Trecho do texto

É revivida então uma história que parece muito particular e misteriosa, graças à personalidade esquiva e ao mesmo tempo encantadora de Julieta na juventude, e ao relacionamento intenso e cheio de mágoas com o pescador Xoan, uma espécie homem símbolo de uma liberdade mental e sexual que atrai e machuca as mulheres que tentam se aproximar.

Atenção: a partir daqui há algumas revelações sobre o enredo do filme.

Antía (Blanca Parés) e Julieta (Emma Suaréz).

Antía (Blanca Parés) e Julieta (Emma Suaréz).

É uma história intimista, que se desenvolve também em tudo o que não é mostrado em tela: através da carta, estamos com Julieta em um momento em que ela fala com sinceridade sobre sua vida pela primeira vez. Não podemos esquecer que todo o mistério em torno dos acontecimentos de sua vida parte de seu olhar exclusivo e limitado, desde a viagem de trem com seus prenúncios de morte até a revelação de sua depressão durante o crescimento de Antía.

O universo de esquecimento que Julieta construiu para se proteger se desconstrói quando ela conversa com a amiga de Antía. Ela percebe que não sabe todos os pedaços da própria história. Ao saber que Antía vive na Suíça e tem seus próprios filhos, Julieta se permite buscar uma chance de redenção.

A revelação pessoal de Julieta através da carta não explica precisamente de onde vem toda a mágoa, culpa e revolta que a afastaram da filha. E nem poderia: ao optar por se calar a vida inteira, Julieta tinha pouco ou nenhum acesso à intimidade dos outros, e com isso limita nosso olhar para dentro do filme e para a vida das personagens.

Julieta descreve Antía como uma jovem forte e independente, que cuidou dela durante um período de profunda depressão, mas as revelações posteriores entregam pistas de que a jovem não é quem a mãe descreveu.

Informações fornecidas
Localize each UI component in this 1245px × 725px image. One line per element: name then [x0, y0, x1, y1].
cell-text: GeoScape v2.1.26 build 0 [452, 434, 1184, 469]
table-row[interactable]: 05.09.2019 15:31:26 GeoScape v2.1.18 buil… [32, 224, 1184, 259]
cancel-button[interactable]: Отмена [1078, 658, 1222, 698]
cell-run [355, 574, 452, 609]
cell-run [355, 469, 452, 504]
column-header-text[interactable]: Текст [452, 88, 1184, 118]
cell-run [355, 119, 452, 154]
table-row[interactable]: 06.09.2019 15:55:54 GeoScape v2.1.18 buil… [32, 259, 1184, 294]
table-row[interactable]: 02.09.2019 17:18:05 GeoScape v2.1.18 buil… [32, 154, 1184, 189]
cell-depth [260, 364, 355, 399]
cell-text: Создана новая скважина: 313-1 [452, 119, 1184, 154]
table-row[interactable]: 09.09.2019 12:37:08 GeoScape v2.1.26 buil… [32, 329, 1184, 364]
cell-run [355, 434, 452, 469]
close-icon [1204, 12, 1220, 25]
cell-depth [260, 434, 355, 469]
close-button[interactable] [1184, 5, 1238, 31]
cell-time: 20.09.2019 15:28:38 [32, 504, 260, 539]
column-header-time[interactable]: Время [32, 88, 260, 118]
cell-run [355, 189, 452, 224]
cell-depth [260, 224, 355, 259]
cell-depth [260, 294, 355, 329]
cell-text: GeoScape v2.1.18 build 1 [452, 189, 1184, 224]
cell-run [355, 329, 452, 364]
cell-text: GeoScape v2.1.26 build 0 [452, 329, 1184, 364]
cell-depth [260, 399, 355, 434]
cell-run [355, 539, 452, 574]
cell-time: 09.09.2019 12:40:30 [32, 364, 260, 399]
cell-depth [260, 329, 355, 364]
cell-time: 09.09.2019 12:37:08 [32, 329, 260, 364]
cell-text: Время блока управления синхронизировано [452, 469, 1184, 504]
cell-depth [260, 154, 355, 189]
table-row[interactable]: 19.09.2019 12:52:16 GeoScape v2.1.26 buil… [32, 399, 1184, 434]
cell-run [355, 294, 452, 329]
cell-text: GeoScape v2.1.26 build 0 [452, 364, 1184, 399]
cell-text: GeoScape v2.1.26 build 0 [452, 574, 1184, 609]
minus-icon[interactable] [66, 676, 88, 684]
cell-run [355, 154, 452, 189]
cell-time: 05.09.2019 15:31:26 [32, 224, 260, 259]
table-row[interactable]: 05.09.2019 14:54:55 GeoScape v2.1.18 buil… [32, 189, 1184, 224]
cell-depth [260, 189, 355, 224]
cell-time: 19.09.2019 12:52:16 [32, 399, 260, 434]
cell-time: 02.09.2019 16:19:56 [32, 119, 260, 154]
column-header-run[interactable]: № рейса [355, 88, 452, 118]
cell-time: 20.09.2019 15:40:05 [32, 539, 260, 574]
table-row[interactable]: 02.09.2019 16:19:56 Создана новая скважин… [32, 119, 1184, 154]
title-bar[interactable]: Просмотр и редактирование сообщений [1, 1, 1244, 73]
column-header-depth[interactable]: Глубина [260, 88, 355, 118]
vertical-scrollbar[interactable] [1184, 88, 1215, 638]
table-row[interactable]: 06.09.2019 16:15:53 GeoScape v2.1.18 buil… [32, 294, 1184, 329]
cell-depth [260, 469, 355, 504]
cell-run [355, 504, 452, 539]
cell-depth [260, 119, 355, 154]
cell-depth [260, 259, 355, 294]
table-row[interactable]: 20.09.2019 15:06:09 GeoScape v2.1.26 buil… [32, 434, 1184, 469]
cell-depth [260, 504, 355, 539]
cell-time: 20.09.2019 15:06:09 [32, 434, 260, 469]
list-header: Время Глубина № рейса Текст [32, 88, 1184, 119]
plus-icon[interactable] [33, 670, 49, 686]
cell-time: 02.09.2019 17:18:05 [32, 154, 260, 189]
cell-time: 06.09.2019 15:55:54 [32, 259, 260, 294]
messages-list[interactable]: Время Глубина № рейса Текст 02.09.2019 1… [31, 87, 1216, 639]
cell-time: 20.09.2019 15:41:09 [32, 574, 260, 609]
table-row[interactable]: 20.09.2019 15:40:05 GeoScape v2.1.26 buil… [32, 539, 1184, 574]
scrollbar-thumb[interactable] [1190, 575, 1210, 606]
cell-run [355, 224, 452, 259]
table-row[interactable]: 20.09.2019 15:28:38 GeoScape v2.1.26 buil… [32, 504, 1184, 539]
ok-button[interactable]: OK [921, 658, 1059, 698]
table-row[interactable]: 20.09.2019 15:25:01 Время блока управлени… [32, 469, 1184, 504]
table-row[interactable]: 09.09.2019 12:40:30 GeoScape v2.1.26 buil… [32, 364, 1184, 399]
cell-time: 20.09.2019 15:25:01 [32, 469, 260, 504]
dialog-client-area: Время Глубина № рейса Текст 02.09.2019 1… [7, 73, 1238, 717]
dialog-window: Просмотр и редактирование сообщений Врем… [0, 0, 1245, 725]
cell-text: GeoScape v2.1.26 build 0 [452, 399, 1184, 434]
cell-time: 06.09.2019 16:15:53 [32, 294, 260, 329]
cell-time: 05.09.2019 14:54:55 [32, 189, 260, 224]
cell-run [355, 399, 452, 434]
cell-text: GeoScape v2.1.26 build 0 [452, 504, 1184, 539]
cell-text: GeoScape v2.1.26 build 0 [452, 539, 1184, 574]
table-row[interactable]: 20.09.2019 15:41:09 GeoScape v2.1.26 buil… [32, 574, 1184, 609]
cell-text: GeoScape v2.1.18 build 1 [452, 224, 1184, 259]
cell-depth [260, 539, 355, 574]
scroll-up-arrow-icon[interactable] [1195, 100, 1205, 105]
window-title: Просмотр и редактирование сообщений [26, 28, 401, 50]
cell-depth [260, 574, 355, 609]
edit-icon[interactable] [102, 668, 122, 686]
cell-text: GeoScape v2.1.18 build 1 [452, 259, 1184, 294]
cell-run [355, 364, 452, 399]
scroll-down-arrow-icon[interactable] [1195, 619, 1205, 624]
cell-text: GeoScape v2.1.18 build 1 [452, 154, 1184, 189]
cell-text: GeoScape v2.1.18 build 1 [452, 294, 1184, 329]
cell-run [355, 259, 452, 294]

O que fazer
Pode transcrever palavra por palavra o trecho do texto sobre o filme Julieta que vai de "O universo de" até "vida das personagens.", incluindo essas palavras? Os registros não são necessários aqui.

Resolução da tarefa
O universo de esquecimento que Julieta construiu para se proteger se desconstrói quando ela conversa com a amiga de Antía. Ela percebe que não sabe todos os pedaços da própria história. Ao saber que Antía vive na Suíça e tem seus próprios filhos, Julieta se permite buscar uma chance de redenção.

A revelação pessoal de Julieta através da carta não explica precisamente de onde vem toda a mágoa, culpa e revolta que a afastaram da filha. E nem poderia: ao optar por se calar a vida inteira, Julieta tinha pouco ou nenhum acesso à intimidade dos outros, e com isso limita nosso olhar para dentro do filme e para a vida das personagens.